§ What this task involves
Locate the lines where "display" occurs and copy them as they stand.

§ Stored records
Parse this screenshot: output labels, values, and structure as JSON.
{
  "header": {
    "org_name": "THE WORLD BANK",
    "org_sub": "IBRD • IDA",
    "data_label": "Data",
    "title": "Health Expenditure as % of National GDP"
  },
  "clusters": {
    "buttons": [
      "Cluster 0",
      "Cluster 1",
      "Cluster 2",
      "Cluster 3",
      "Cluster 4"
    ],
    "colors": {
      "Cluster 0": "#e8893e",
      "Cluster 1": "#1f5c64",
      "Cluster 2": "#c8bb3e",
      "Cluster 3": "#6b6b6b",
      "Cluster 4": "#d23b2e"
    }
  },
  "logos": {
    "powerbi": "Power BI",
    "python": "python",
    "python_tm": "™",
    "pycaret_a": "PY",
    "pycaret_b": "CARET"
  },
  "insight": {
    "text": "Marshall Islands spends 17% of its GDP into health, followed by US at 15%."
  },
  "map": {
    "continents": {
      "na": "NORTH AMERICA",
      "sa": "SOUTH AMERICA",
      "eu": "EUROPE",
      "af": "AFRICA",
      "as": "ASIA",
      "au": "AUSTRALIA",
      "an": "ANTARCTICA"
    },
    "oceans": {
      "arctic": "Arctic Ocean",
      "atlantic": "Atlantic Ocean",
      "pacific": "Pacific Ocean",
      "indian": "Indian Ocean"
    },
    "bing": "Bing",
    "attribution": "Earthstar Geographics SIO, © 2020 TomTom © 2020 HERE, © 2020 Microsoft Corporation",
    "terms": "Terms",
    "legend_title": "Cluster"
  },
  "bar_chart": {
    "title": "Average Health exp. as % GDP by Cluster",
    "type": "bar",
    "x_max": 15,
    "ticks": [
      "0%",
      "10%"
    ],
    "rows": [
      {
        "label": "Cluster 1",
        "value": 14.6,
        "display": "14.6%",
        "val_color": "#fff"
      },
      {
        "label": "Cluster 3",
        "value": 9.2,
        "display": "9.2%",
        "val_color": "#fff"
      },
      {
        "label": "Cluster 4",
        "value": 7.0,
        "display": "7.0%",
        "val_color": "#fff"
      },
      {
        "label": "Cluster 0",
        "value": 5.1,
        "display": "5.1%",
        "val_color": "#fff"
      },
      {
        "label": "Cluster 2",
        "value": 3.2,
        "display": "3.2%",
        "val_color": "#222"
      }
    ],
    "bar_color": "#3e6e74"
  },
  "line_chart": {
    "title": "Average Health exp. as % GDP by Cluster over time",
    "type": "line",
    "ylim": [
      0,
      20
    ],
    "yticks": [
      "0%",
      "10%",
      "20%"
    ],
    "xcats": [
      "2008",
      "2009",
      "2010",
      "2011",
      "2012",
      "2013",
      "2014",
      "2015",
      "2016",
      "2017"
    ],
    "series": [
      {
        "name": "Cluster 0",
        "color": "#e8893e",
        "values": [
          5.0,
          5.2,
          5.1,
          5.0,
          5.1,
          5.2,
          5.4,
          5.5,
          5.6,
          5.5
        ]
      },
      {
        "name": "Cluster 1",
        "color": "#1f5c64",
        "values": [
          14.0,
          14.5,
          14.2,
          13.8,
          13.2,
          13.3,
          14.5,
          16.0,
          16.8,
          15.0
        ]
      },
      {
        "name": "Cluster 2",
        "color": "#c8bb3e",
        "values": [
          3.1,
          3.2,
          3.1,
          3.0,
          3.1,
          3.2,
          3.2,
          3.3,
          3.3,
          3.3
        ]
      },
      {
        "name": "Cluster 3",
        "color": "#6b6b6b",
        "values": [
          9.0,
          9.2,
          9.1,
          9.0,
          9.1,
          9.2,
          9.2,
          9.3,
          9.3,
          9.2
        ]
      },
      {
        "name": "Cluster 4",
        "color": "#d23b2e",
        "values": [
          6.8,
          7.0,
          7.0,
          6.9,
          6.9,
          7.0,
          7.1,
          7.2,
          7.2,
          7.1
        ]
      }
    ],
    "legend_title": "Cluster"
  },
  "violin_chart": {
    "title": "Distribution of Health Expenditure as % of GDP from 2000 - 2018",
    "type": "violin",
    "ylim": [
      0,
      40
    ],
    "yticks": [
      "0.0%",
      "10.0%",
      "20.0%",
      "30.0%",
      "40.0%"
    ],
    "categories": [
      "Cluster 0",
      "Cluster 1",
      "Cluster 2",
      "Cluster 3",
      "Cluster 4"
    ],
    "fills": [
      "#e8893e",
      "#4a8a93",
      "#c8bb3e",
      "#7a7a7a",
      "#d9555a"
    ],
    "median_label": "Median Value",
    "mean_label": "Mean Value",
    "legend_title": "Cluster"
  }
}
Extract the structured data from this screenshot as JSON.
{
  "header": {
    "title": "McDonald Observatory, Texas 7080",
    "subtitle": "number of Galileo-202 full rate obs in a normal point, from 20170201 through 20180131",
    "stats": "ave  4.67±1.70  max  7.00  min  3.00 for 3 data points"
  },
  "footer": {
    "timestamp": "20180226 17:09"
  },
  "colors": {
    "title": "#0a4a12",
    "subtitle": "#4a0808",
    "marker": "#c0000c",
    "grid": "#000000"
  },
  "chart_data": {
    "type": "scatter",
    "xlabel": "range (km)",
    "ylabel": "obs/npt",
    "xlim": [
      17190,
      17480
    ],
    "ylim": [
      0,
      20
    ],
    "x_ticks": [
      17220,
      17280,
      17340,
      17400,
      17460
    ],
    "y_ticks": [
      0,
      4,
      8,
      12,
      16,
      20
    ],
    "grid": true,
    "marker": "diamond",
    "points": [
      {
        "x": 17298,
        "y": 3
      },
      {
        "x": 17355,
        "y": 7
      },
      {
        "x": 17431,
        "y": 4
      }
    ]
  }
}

§ Expected output
        "display": "14.6%",
        "display": "9.2%",
        "display": "7.0%",
        "display": "5.1%",
        "display": "3.2%",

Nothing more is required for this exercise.